Source data:
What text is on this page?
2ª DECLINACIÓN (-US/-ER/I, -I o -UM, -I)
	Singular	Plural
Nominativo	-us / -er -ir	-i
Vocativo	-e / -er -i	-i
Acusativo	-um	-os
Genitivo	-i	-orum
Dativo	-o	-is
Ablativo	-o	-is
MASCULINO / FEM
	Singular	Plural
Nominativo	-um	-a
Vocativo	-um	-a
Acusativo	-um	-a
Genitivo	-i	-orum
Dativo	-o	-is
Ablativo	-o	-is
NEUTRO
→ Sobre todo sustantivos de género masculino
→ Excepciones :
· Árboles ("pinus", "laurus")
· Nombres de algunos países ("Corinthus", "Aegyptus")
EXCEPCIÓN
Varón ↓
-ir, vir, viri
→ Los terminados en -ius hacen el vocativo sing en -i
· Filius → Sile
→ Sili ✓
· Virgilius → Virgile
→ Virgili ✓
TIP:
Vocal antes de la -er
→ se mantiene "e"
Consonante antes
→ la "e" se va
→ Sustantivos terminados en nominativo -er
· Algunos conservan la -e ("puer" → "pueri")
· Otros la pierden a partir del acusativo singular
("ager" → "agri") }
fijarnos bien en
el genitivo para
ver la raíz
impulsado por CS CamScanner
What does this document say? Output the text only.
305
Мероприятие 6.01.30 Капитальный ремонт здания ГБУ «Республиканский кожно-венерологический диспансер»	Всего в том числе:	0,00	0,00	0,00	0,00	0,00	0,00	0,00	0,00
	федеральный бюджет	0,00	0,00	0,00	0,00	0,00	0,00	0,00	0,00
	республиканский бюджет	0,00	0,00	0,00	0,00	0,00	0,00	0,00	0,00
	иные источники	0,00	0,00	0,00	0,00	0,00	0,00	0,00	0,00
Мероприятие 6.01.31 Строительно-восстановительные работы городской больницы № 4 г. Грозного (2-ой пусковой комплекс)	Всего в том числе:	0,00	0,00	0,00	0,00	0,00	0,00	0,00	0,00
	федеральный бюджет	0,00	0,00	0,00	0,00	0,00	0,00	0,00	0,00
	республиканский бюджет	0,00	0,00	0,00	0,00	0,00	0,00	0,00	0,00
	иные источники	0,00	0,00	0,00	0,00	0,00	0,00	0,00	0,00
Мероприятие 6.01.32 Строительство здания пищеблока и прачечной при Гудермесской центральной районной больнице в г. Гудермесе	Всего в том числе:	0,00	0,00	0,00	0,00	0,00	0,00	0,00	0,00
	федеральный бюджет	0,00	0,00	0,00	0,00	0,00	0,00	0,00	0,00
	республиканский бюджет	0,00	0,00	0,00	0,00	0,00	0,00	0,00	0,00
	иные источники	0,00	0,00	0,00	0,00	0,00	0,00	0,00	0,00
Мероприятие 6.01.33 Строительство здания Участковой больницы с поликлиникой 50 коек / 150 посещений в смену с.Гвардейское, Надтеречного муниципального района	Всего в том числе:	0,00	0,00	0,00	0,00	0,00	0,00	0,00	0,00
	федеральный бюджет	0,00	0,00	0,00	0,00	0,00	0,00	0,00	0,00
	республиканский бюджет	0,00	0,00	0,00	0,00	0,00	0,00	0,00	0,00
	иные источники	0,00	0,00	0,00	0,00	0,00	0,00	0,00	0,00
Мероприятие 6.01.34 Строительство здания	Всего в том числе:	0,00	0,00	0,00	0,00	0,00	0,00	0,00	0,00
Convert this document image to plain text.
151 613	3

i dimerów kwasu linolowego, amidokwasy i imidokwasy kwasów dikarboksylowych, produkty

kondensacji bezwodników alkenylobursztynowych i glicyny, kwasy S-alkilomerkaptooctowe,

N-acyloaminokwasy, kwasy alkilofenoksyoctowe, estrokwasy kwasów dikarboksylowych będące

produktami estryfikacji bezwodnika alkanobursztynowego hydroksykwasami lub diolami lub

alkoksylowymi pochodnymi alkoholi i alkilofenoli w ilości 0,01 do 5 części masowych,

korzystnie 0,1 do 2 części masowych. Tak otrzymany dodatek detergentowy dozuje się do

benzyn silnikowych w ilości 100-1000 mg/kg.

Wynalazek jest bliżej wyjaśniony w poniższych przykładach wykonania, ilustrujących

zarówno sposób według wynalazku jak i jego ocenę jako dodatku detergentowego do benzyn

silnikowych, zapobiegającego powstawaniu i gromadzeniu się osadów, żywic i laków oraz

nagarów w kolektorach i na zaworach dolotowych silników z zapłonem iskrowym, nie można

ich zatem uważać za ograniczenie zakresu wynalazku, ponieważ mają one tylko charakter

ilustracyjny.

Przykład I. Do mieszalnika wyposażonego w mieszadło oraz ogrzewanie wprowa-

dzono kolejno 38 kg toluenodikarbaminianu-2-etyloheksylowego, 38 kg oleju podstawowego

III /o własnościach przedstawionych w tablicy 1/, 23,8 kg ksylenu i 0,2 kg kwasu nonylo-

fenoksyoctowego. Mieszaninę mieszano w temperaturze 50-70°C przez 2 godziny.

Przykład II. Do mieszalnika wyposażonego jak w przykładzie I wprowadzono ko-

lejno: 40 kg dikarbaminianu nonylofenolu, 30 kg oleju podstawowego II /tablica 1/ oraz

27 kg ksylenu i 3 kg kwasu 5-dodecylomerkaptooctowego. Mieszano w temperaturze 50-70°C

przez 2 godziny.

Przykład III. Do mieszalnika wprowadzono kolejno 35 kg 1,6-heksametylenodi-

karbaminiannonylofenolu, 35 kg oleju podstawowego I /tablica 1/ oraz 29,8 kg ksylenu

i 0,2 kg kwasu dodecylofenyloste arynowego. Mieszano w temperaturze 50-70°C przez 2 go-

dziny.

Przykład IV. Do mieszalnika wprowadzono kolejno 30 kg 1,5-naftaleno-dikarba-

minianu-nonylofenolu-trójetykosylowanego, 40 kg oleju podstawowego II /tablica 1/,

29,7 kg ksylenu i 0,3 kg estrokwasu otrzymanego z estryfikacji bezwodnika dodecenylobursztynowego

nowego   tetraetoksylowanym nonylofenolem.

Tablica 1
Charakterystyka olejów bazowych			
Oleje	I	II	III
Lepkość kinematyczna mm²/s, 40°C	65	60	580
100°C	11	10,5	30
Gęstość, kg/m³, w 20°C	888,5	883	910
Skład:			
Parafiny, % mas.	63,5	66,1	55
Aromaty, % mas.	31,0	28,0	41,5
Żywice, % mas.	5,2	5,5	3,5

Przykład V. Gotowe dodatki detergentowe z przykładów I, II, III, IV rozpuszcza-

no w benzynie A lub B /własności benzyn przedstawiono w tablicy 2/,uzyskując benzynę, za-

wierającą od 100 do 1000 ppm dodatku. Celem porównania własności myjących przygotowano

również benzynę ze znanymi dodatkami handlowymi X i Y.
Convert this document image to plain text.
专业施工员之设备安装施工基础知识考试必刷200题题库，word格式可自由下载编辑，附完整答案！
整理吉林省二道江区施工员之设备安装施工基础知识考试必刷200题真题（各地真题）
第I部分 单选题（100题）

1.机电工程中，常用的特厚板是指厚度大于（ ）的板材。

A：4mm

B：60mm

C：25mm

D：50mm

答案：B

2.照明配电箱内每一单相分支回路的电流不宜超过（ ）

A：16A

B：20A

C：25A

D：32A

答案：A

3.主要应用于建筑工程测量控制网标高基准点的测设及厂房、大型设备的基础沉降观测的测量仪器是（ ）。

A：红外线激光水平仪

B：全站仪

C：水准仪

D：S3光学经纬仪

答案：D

Task requirements:
Each record must be repeated exactly as it is.

The answer:
What text is on this page?
2ª DECLINACIÓN (-US/-ER/I, -I o -UM, -I)
	Singular	Plural
Nominativo	-us / -er -ir	-i
Vocativo	-e / -er -i	-i
Acusativo	-um	-os
Genitivo	-i	-orum
Dativo	-o	-is
Ablativo	-o	-is
MASCULINO / FEM
	Singular	Plural
Nominativo	-um	-a
Vocativo	-um	-a
Acusativo	-um	-a
Genitivo	-i	-orum
Dativo	-o	-is
Ablativo	-o	-is
NEUTRO
→ Sobre todo sustantivos de género masculino
→ Excepciones :
· Árboles ("pinus", "laurus")
· Nombres de algunos países ("Corinthus", "Aegyptus")
EXCEPCIÓN
Varón ↓
-ir, vir, viri
→ Los terminados en -ius hacen el vocativo sing en -i
· Filius → Sile
→ Sili ✓
· Virgilius → Virgile
→ Virgili ✓
TIP:
Vocal antes de la -er
→ se mantiene "e"
Consonante antes
→ la "e" se va
→ Sustantivos terminados en nominativo -er
· Algunos conservan la -e ("puer" → "pueri")
· Otros la pierden a partir del acusativo singular
("ager" → "agri") }
fijarnos bien en
el genitivo para
ver la raíz
impulsado por CS CamScanner
What does this document say? Output the text only.
305
Мероприятие 6.01.30 Капитальный ремонт здания ГБУ «Республиканский кожно-венерологический диспансер»	Всего в том числе:	0,00	0,00	0,00	0,00	0,00	0,00	0,00	0,00
	федеральный бюджет	0,00	0,00	0,00	0,00	0,00	0,00	0,00	0,00
	республиканский бюджет	0,00	0,00	0,00	0,00	0,00	0,00	0,00	0,00
	иные источники	0,00	0,00	0,00	0,00	0,00	0,00	0,00	0,00
Мероприятие 6.01.31 Строительно-восстановительные работы городской больницы № 4 г. Грозного (2-ой пусковой комплекс)	Всего в том числе:	0,00	0,00	0,00	0,00	0,00	0,00	0,00	0,00
	федеральный бюджет	0,00	0,00	0,00	0,00	0,00	0,00	0,00	0,00
	республиканский бюджет	0,00	0,00	0,00	0,00	0,00	0,00	0,00	0,00
	иные источники	0,00	0,00	0,00	0,00	0,00	0,00	0,00	0,00
Мероприятие 6.01.32 Строительство здания пищеблока и прачечной при Гудермесской центральной районной больнице в г. Гудермесе	Всего в том числе:	0,00	0,00	0,00	0,00	0,00	0,00	0,00	0,00
	федеральный бюджет	0,00	0,00	0,00	0,00	0,00	0,00	0,00	0,00
	республиканский бюджет	0,00	0,00	0,00	0,00	0,00	0,00	0,00	0,00
	иные источники	0,00	0,00	0,00	0,00	0,00	0,00	0,00	0,00
Мероприятие 6.01.33 Строительство здания Участковой больницы с поликлиникой 50 коек / 150 посещений в смену с.Гвардейское, Надтеречного муниципального района	Всего в том числе:	0,00	0,00	0,00	0,00	0,00	0,00	0,00	0,00
	федеральный бюджет	0,00	0,00	0,00	0,00	0,00	0,00	0,00	0,00
	республиканский бюджет	0,00	0,00	0,00	0,00	0,00	0,00	0,00	0,00
	иные источники	0,00	0,00	0,00	0,00	0,00	0,00	0,00	0,00
Мероприятие 6.01.34 Строительство здания	Всего в том числе:	0,00	0,00	0,00	0,00	0,00	0,00	0,00	0,00
Convert this document image to plain text.
151 613	3

i dimerów kwasu linolowego, amidokwasy i imidokwasy kwasów dikarboksylowych, produkty

kondensacji bezwodników alkenylobursztynowych i glicyny, kwasy S-alkilomerkaptooctowe,

N-acyloaminokwasy, kwasy alkilofenoksyoctowe, estrokwasy kwasów dikarboksylowych będące

produktami estryfikacji bezwodnika alkanobursztynowego hydroksykwasami lub diolami lub

alkoksylowymi pochodnymi alkoholi i alkilofenoli w ilości 0,01 do 5 części masowych,

korzystnie 0,1 do 2 części masowych. Tak otrzymany dodatek detergentowy dozuje się do

benzyn silnikowych w ilości 100-1000 mg/kg.

Wynalazek jest bliżej wyjaśniony w poniższych przykładach wykonania, ilustrujących

zarówno sposób według wynalazku jak i jego ocenę jako dodatku detergentowego do benzyn

silnikowych, zapobiegającego powstawaniu i gromadzeniu się osadów, żywic i laków oraz

nagarów w kolektorach i na zaworach dolotowych silników z zapłonem iskrowym, nie można

ich zatem uważać za ograniczenie zakresu wynalazku, ponieważ mają one tylko charakter

ilustracyjny.

Przykład I. Do mieszalnika wyposażonego w mieszadło oraz ogrzewanie wprowa-

dzono kolejno 38 kg toluenodikarbaminianu-2-etyloheksylowego, 38 kg oleju podstawowego

III /o własnościach przedstawionych w tablicy 1/, 23,8 kg ksylenu i 0,2 kg kwasu nonylo-

fenoksyoctowego. Mieszaninę mieszano w temperaturze 50-70°C przez 2 godziny.

Przykład II. Do mieszalnika wyposażonego jak w przykładzie I wprowadzono ko-

lejno: 40 kg dikarbaminianu nonylofenolu, 30 kg oleju podstawowego II /tablica 1/ oraz

27 kg ksylenu i 3 kg kwasu 5-dodecylomerkaptooctowego. Mieszano w temperaturze 50-70°C

przez 2 godziny.

Przykład III. Do mieszalnika wprowadzono kolejno 35 kg 1,6-heksametylenodi-

karbaminiannonylofenolu, 35 kg oleju podstawowego I /tablica 1/ oraz 29,8 kg ksylenu

i 0,2 kg kwasu dodecylofenyloste arynowego. Mieszano w temperaturze 50-70°C przez 2 go-

dziny.

Przykład IV. Do mieszalnika wprowadzono kolejno 30 kg 1,5-naftaleno-dikarba-

minianu-nonylofenolu-trójetykosylowanego, 40 kg oleju podstawowego II /tablica 1/,

29,7 kg ksylenu i 0,3 kg estrokwasu otrzymanego z estryfikacji bezwodnika dodecenylobursztynowego

nowego   tetraetoksylowanym nonylofenolem.

Tablica 1
Charakterystyka olejów bazowych			
Oleje	I	II	III
Lepkość kinematyczna mm²/s, 40°C	65	60	580
100°C	11	10,5	30
Gęstość, kg/m³, w 20°C	888,5	883	910
Skład:			
Parafiny, % mas.	63,5	66,1	55
Aromaty, % mas.	31,0	28,0	41,5
Żywice, % mas.	5,2	5,5	3,5

Przykład V. Gotowe dodatki detergentowe z przykładów I, II, III, IV rozpuszcza-

no w benzynie A lub B /własności benzyn przedstawiono w tablicy 2/,uzyskując benzynę, za-

wierającą od 100 do 1000 ppm dodatku. Celem porównania własności myjących przygotowano

również benzynę ze znanymi dodatkami handlowymi X i Y.
Convert this document image to plain text.
专业施工员之设备安装施工基础知识考试必刷200题题库，word格式可自由下载编辑，附完整答案！
整理吉林省二道江区施工员之设备安装施工基础知识考试必刷200题真题（各地真题）
第I部分 单选题（100题）

1.机电工程中，常用的特厚板是指厚度大于（ ）的板材。

A：4mm

B：60mm

C：25mm

D：50mm

答案：B

2.照明配电箱内每一单相分支回路的电流不宜超过（ ）

A：16A

B：20A

C：25A

D：32A

答案：A

3.主要应用于建筑工程测量控制网标高基准点的测设及厂房、大型设备的基础沉降观测的测量仪器是（ ）。

A：红外线激光水平仪

B：全站仪

C：水准仪

D：S3光学经纬仪

答案：D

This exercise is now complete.